┌────────
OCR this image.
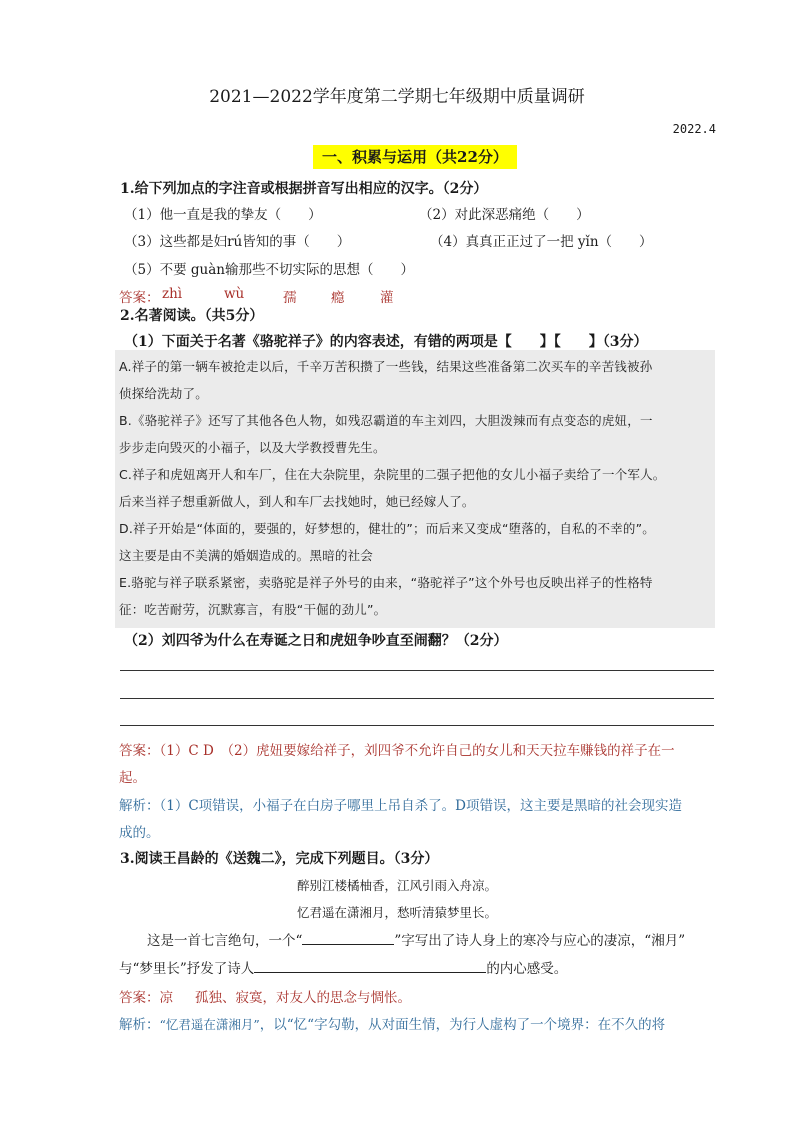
2021—2022学年度第二学期七年级期中质量调研
2022.4
一、积累与运用（共22分）
1.给下列加点的字注音或根据拼音写出相应的汉字。（2分）
（1）他一直是我的挚友（　　）	（2）对此深恶痛绝（　　）
（3）这些都是妇rú皆知的事（　　）	（4）真真正正过了一把 yǐn（　　）
（5）不要 guàn输那些不切实际的思想（　　）
答案： zhì	wù	孺	瘾	灌
2.名著阅读。（共5分）
（1）下面关于名著《骆驼祥子》的内容表述，有错的两项是【　　】【　　】（3分）
A.祥子的第一辆车被抢走以后，千辛万苦积攒了一些钱，结果这些准备第二次买车的辛苦钱被孙
侦探给洗劫了。
B.《骆驼祥子》还写了其他各色人物，如残忍霸道的车主刘四，大胆泼辣而有点变态的虎妞，一
步步走向毁灭的小福子，以及大学教授曹先生。
C.祥子和虎妞离开人和车厂，住在大杂院里，杂院里的二强子把他的女儿小福子卖给了一个军人。
后来当祥子想重新做人，到人和车厂去找她时，她已经嫁人了。
D.祥子开始是“体面的，要强的，好梦想的，健壮的”；而后来又变成“堕落的，自私的不幸的”。
这主要是由不美满的婚姻造成的。黑暗的社会
E.骆驼与祥子联系紧密，卖骆驼是祥子外号的由来，“骆驼祥子”这个外号也反映出祥子的性格特
征：吃苦耐劳，沉默寡言，有股“干倔的劲儿”。
（2）刘四爷为什么在寿诞之日和虎妞争吵直至闹翻？（2分）
答案：（1）C D　（2）虎妞要嫁给祥子，刘四爷不允许自己的女儿和天天拉车赚钱的祥子在一
起。
解析：（1）C项错误，小福子在白房子哪里上吊自杀了。D项错误，这主要是黑暗的社会现实造
成的。
3.阅读王昌龄的《送魏二》，完成下列题目。（3分）
醉别江楼橘柚香，江风引雨入舟凉。
忆君遥在潇湘月，愁听清猿梦里长。
这是一首七言绝句，一个“	”字写出了诗人身上的寒冷与应心的凄凉，“湘月”
与“梦里长”抒发了诗人	的内心感受。
答案：凉 孤独、寂寞，对友人的思念与惆怅。
解析：“忆君遥在潇湘月”，以“忆“字勾勒，从对面生情，为行人虚构了一个境界：在不久的将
└────────
● WORK REQUIRED
Retype everything in the material word for word, minus pictures.

● CORRECT RESPONSE
OCR this image.
2021—2022学年度第二学期七年级期中质量调研
2022.4
一、积累与运用（共22分）
1.给下列加点的字注音或根据拼音写出相应的汉字。（2分）
（1）他一直是我的挚友（　　）	（2）对此深恶痛绝（　　）
（3）这些都是妇rú皆知的事（　　）	（4）真真正正过了一把 yǐn（　　）
（5）不要 guàn输那些不切实际的思想（　　）
答案： zhì	wù	孺	瘾	灌
2.名著阅读。（共5分）
（1）下面关于名著《骆驼祥子》的内容表述，有错的两项是【　　】【　　】（3分）
A.祥子的第一辆车被抢走以后，千辛万苦积攒了一些钱，结果这些准备第二次买车的辛苦钱被孙
侦探给洗劫了。
B.《骆驼祥子》还写了其他各色人物，如残忍霸道的车主刘四，大胆泼辣而有点变态的虎妞，一
步步走向毁灭的小福子，以及大学教授曹先生。
C.祥子和虎妞离开人和车厂，住在大杂院里，杂院里的二强子把他的女儿小福子卖给了一个军人。
后来当祥子想重新做人，到人和车厂去找她时，她已经嫁人了。
D.祥子开始是“体面的，要强的，好梦想的，健壮的”；而后来又变成“堕落的，自私的不幸的”。
这主要是由不美满的婚姻造成的。黑暗的社会
E.骆驼与祥子联系紧密，卖骆驼是祥子外号的由来，“骆驼祥子”这个外号也反映出祥子的性格特
征：吃苦耐劳，沉默寡言，有股“干倔的劲儿”。
（2）刘四爷为什么在寿诞之日和虎妞争吵直至闹翻？（2分）
答案：（1）C D　（2）虎妞要嫁给祥子，刘四爷不允许自己的女儿和天天拉车赚钱的祥子在一
起。
解析：（1）C项错误，小福子在白房子哪里上吊自杀了。D项错误，这主要是黑暗的社会现实造
成的。
3.阅读王昌龄的《送魏二》，完成下列题目。（3分）
醉别江楼橘柚香，江风引雨入舟凉。
忆君遥在潇湘月，愁听清猿梦里长。
这是一首七言绝句，一个“	”字写出了诗人身上的寒冷与应心的凄凉，“湘月”
与“梦里长”抒发了诗人	的内心感受。
答案：凉 孤独、寂寞，对友人的思念与惆怅。
解析：“忆君遥在潇湘月”，以“忆“字勾勒，从对面生情，为行人虚构了一个境界：在不久的将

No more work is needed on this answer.